-- Start of Data entries --

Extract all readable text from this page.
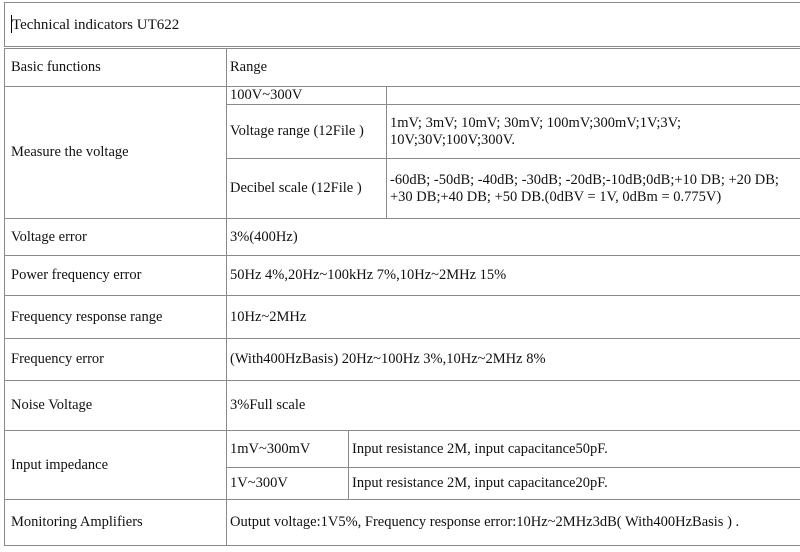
Technical indicators UT622
Basic functions	Range		
Measure the voltage	100V~300V		
	Voltage range (12File )		1mV; 3mV; 10mV; 30mV; 100mV;300mV;1V;3V; 10V;30V;100V;300V.
	Decibel scale (12File )		-60dB; -50dB; -40dB; -30dB; -20dB;-10dB;0dB;+10 DB; +20 DB; +30 DB;+40 DB; +50 DB.(0dBV = 1V, 0dBm = 0.775V)
Voltage error	3%(400Hz)		
Power frequency error	50Hz 4%,20Hz~100kHz 7%,10Hz~2MHz 15%		
Frequency response range	10Hz~2MHz		
Frequency error	(With400HzBasis) 20Hz~100Hz 3%,10Hz~2MHz 8%		
Noise Voltage	3%Full scale		
Input impedance	1mV~300mV	Input resistance 2M, input capacitance50pF.	
	1V~300V	Input resistance 2M, input capacitance20pF.	
Monitoring Amplifiers	Output voltage:1V5%, Frequency response error:10Hz~2MHz3dB( With400HzBasis ) .		
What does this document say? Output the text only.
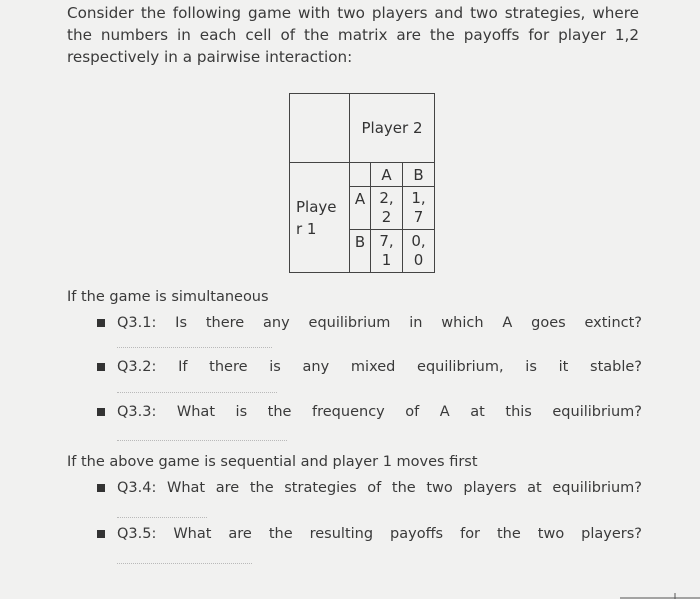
Consider the following game with two players and two strategies, where the numbers in each cell of the matrix are the payoffs for player 1,2 respectively in a pairwise interaction:

	Player 2		

Playe r 1		A	B
	A	2, 2	1, 7
	B	7, 1	0, 0

If the game is simultaneous

Q3.1: Is there any equilibrium in which A goes extinct?
Q3.2: If there is any mixed equilibrium, is it stable?
Q3.3: What is the frequency of A at this equilibrium?

If the above game is sequential and player 1 moves first

Q3.4: What are the strategies of the two players at equilibrium?
Q3.5: What are the resulting payoffs for the two players?
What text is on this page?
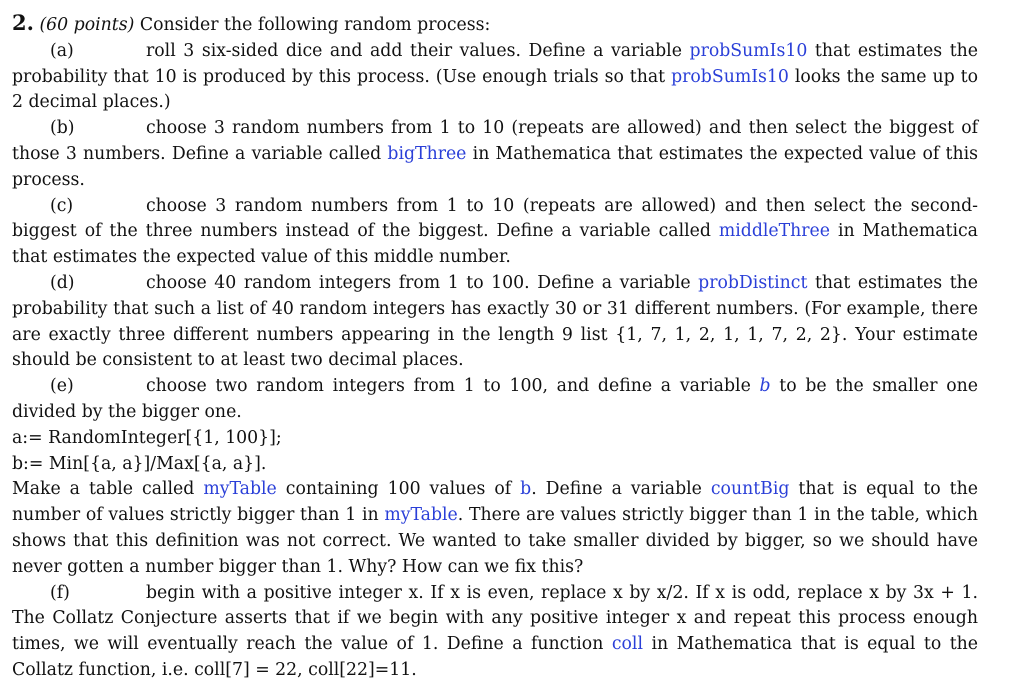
2. (60 points) Consider the following random process:

(a)	roll 3 six-sided dice and add their values. Define a variable probSumIs10 that estimates the probability that 10 is produced by this process. (Use enough trials so that probSumIs10 looks the same up to 2 decimal places.)

(b)	choose 3 random numbers from 1 to 10 (repeats are allowed) and then select the biggest of those 3 numbers. Define a variable called bigThree in Mathematica that estimates the expected value of this process.

(c)	choose 3 random numbers from 1 to 10 (repeats are allowed) and then select the second-biggest of the three numbers instead of the biggest. Define a variable called middleThree in Mathematica that estimates the expected value of this middle number.

(d)	choose 40 random integers from 1 to 100. Define a variable probDistinct that estimates the probability that such a list of 40 random integers has exactly 30 or 31 different numbers. (For example, there are exactly three different numbers appearing in the length 9 list {1, 7, 1, 2, 1, 1, 7, 2, 2}. Your estimate should be consistent to at least two decimal places.

(e)	choose two random integers from 1 to 100, and define a variable b to be the smaller one divided by the bigger one.

a:= RandomInteger[{1, 100}];

b:= Min[{a, a}]/Max[{a, a}].

Make a table called myTable containing 100 values of b. Define a variable countBig that is equal to the number of values strictly bigger than 1 in myTable. There are values strictly bigger than 1 in the table, which shows that this definition was not correct. We wanted to take smaller divided by bigger, so we should have never gotten a number bigger than 1. Why? How can we fix this?

(f)	begin with a positive integer x. If x is even, replace x by x/2. If x is odd, replace x by 3x + 1. The Collatz Conjecture asserts that if we begin with any positive integer x and repeat this process enough times, we will eventually reach the value of 1. Define a function coll in Mathematica that is equal to the Collatz function, i.e. coll[7] = 22, coll[22]=11.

-- End of Data entries --

(Your task): Repeat the entries exactly and keep the pictures out of the copy.

(Worked solution):
Extract all readable text from this page.
Technical indicators UT622
Basic functions	Range		
Measure the voltage	100V~300V		
	Voltage range (12File )		1mV; 3mV; 10mV; 30mV; 100mV;300mV;1V;3V; 10V;30V;100V;300V.
	Decibel scale (12File )		-60dB; -50dB; -40dB; -30dB; -20dB;-10dB;0dB;+10 DB; +20 DB; +30 DB;+40 DB; +50 DB.(0dBV = 1V, 0dBm = 0.775V)
Voltage error	3%(400Hz)		
Power frequency error	50Hz 4%,20Hz~100kHz 7%,10Hz~2MHz 15%		
Frequency response range	10Hz~2MHz		
Frequency error	(With400HzBasis) 20Hz~100Hz 3%,10Hz~2MHz 8%		
Noise Voltage	3%Full scale		
Input impedance	1mV~300mV	Input resistance 2M, input capacitance50pF.	
	1V~300V	Input resistance 2M, input capacitance20pF.	
Monitoring Amplifiers	Output voltage:1V5%, Frequency response error:10Hz~2MHz3dB( With400HzBasis ) .		
What does this document say? Output the text only.
Consider the following game with two players and two strategies, where the numbers in each cell of the matrix are the payoffs for player 1,2 respectively in a pairwise interaction:

	Player 2		

Playe r 1		A	B
	A	2, 2	1, 7
	B	7, 1	0, 0

If the game is simultaneous

Q3.1: Is there any equilibrium in which A goes extinct?
Q3.2: If there is any mixed equilibrium, is it stable?
Q3.3: What is the frequency of A at this equilibrium?

If the above game is sequential and player 1 moves first

Q3.4: What are the strategies of the two players at equilibrium?
Q3.5: What are the resulting payoffs for the two players?
What text is on this page?
2. (60 points) Consider the following random process:

(a)	roll 3 six-sided dice and add their values. Define a variable probSumIs10 that estimates the probability that 10 is produced by this process. (Use enough trials so that probSumIs10 looks the same up to 2 decimal places.)

(b)	choose 3 random numbers from 1 to 10 (repeats are allowed) and then select the biggest of those 3 numbers. Define a variable called bigThree in Mathematica that estimates the expected value of this process.

(c)	choose 3 random numbers from 1 to 10 (repeats are allowed) and then select the second-biggest of the three numbers instead of the biggest. Define a variable called middleThree in Mathematica that estimates the expected value of this middle number.

(d)	choose 40 random integers from 1 to 100. Define a variable probDistinct that estimates the probability that such a list of 40 random integers has exactly 30 or 31 different numbers. (For example, there are exactly three different numbers appearing in the length 9 list {1, 7, 1, 2, 1, 1, 7, 2, 2}. Your estimate should be consistent to at least two decimal places.

(e)	choose two random integers from 1 to 100, and define a variable b to be the smaller one divided by the bigger one.

a:= RandomInteger[{1, 100}];

b:= Min[{a, a}]/Max[{a, a}].

Make a table called myTable containing 100 values of b. Define a variable countBig that is equal to the number of values strictly bigger than 1 in myTable. There are values strictly bigger than 1 in the table, which shows that this definition was not correct. We wanted to take smaller divided by bigger, so we should have never gotten a number bigger than 1. Why? How can we fix this?

(f)	begin with a positive integer x. If x is even, replace x by x/2. If x is odd, replace x by 3x + 1. The Collatz Conjecture asserts that if we begin with any positive integer x and repeat this process enough times, we will eventually reach the value of 1. Define a function coll in Mathematica that is equal to the Collatz function, i.e. coll[7] = 22, coll[22]=11.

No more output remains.